WHAT TO DO: Each line in the entries below that holds the string "birthday" is to be listed.

○ ○ ○ ○

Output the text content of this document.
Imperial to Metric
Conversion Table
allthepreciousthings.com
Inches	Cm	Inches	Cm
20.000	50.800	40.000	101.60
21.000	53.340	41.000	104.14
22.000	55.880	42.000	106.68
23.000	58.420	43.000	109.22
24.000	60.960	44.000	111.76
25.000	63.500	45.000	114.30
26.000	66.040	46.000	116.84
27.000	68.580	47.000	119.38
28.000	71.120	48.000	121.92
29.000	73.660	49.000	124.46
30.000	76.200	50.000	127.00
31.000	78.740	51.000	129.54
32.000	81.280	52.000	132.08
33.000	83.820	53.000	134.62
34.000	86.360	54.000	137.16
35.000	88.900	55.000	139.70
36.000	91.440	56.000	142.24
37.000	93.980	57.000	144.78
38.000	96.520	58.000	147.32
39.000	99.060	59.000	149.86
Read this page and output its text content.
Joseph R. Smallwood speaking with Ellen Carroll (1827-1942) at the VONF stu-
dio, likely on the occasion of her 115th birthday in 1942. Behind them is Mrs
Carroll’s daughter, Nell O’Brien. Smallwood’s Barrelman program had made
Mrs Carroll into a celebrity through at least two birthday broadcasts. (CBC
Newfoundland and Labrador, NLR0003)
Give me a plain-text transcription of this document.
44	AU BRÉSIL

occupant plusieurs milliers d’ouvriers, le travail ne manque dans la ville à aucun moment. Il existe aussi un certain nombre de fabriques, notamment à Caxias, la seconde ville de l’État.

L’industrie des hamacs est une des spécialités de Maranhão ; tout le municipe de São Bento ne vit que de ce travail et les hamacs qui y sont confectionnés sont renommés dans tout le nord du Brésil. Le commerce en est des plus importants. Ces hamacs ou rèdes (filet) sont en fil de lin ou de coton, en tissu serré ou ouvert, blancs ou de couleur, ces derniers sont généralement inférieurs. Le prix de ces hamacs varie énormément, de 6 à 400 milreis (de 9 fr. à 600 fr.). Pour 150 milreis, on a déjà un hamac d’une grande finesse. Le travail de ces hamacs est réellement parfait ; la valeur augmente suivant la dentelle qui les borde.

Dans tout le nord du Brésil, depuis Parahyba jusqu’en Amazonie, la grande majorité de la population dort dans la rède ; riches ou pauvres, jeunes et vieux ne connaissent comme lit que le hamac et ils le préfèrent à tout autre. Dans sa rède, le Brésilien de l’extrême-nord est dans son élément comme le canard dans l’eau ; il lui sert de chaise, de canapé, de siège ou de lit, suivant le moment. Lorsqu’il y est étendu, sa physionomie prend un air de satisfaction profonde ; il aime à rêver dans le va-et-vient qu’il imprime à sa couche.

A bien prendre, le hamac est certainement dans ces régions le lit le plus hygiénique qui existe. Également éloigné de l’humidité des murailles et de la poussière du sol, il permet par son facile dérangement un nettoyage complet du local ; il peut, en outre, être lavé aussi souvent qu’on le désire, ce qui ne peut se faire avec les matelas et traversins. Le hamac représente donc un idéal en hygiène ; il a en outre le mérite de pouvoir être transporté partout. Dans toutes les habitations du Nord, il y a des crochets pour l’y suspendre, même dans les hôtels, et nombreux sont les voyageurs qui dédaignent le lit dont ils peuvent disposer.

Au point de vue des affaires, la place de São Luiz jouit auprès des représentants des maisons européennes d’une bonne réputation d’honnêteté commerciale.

○ ○ ○ ○

SOLUTION FOR THIS EXERCISE:
dio, likely on the occasion of her 115th birthday in 1942. Behind them is Mrs
Mrs Carroll into a celebrity through at least two birthday broadcasts. (CBC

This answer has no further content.